AIM OF THE TASK: Search the records for "London" and copy each line that holds it.

Stored data
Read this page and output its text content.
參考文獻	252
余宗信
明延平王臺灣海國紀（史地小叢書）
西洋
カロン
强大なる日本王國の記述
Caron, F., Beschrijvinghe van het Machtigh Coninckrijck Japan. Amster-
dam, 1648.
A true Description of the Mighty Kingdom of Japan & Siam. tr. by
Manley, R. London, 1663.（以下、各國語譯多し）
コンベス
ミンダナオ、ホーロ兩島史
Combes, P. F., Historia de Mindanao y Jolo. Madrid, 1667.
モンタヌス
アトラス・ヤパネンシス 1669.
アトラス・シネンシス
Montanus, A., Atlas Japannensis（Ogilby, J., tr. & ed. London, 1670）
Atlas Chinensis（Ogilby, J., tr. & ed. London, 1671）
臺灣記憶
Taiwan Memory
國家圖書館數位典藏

---

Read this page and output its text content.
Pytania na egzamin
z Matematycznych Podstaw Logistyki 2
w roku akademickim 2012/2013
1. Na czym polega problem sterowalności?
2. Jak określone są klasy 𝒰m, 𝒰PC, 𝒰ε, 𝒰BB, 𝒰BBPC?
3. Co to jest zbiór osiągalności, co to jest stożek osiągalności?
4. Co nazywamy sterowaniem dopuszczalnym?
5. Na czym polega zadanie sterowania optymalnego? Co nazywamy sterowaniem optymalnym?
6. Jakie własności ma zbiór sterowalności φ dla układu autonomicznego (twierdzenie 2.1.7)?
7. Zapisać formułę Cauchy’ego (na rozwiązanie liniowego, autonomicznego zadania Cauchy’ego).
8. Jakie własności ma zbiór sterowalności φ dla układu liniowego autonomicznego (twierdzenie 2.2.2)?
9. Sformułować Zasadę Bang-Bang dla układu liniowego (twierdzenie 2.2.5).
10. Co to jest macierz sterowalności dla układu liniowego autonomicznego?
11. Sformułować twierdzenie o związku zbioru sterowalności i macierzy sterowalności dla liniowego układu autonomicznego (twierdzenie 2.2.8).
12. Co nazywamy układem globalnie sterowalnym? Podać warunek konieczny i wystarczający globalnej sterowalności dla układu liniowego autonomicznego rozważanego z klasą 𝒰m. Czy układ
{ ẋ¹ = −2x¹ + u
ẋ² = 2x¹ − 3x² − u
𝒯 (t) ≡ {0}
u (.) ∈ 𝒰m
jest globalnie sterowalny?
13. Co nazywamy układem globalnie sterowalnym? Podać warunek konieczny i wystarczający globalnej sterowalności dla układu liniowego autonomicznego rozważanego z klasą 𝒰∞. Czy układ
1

ANSWER BELOW:
Manley, R. London, 1663.（以下、各國語譯多し）
Montanus, A., Atlas Japannensis（Ogilby, J., tr. & ed. London, 1670）
Atlas Chinensis（Ogilby, J., tr. & ed. London, 1671）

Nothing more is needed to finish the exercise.